START DATA SECTION

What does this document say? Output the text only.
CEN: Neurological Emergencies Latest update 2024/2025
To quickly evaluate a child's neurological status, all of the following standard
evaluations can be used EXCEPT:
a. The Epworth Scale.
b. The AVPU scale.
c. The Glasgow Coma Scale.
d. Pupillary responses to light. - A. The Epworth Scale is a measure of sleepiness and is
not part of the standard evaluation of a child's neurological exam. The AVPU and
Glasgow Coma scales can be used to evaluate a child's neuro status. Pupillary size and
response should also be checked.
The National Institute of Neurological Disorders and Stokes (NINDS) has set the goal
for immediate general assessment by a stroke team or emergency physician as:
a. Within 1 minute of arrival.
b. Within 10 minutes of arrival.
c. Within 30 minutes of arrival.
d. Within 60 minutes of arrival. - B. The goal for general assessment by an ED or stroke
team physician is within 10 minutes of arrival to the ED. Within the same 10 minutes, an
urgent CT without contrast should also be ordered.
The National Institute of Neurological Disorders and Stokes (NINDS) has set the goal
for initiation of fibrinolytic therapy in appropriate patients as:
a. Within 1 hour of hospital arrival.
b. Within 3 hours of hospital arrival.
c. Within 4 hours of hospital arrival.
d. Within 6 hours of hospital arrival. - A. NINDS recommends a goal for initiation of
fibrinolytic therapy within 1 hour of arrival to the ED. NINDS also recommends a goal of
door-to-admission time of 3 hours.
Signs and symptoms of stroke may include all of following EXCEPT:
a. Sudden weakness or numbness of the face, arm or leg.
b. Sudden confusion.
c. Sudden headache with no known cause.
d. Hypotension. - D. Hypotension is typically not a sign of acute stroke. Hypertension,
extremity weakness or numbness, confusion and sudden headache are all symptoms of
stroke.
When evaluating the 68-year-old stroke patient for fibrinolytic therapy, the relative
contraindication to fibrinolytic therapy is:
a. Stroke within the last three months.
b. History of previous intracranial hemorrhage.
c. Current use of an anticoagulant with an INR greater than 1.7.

END DATA SECTION

- [BRIEF] The listing above is to be transcribed exactly. Include every line.

- [SOLUTION FOR THIS PROBLEM]
What does this document say? Output the text only.
CEN: Neurological Emergencies Latest update 2024/2025
To quickly evaluate a child's neurological status, all of the following standard
evaluations can be used EXCEPT:
a. The Epworth Scale.
b. The AVPU scale.
c. The Glasgow Coma Scale.
d. Pupillary responses to light. - A. The Epworth Scale is a measure of sleepiness and is
not part of the standard evaluation of a child's neurological exam. The AVPU and
Glasgow Coma scales can be used to evaluate a child's neuro status. Pupillary size and
response should also be checked.
The National Institute of Neurological Disorders and Stokes (NINDS) has set the goal
for immediate general assessment by a stroke team or emergency physician as:
a. Within 1 minute of arrival.
b. Within 10 minutes of arrival.
c. Within 30 minutes of arrival.
d. Within 60 minutes of arrival. - B. The goal for general assessment by an ED or stroke
team physician is within 10 minutes of arrival to the ED. Within the same 10 minutes, an
urgent CT without contrast should also be ordered.
The National Institute of Neurological Disorders and Stokes (NINDS) has set the goal
for initiation of fibrinolytic therapy in appropriate patients as:
a. Within 1 hour of hospital arrival.
b. Within 3 hours of hospital arrival.
c. Within 4 hours of hospital arrival.
d. Within 6 hours of hospital arrival. - A. NINDS recommends a goal for initiation of
fibrinolytic therapy within 1 hour of arrival to the ED. NINDS also recommends a goal of
door-to-admission time of 3 hours.
Signs and symptoms of stroke may include all of following EXCEPT:
a. Sudden weakness or numbness of the face, arm or leg.
b. Sudden confusion.
c. Sudden headache with no known cause.
d. Hypotension. - D. Hypotension is typically not a sign of acute stroke. Hypertension,
extremity weakness or numbness, confusion and sudden headache are all symptoms of
stroke.
When evaluating the 68-year-old stroke patient for fibrinolytic therapy, the relative
contraindication to fibrinolytic therapy is:
a. Stroke within the last three months.
b. History of previous intracranial hemorrhage.
c. Current use of an anticoagulant with an INR greater than 1.7.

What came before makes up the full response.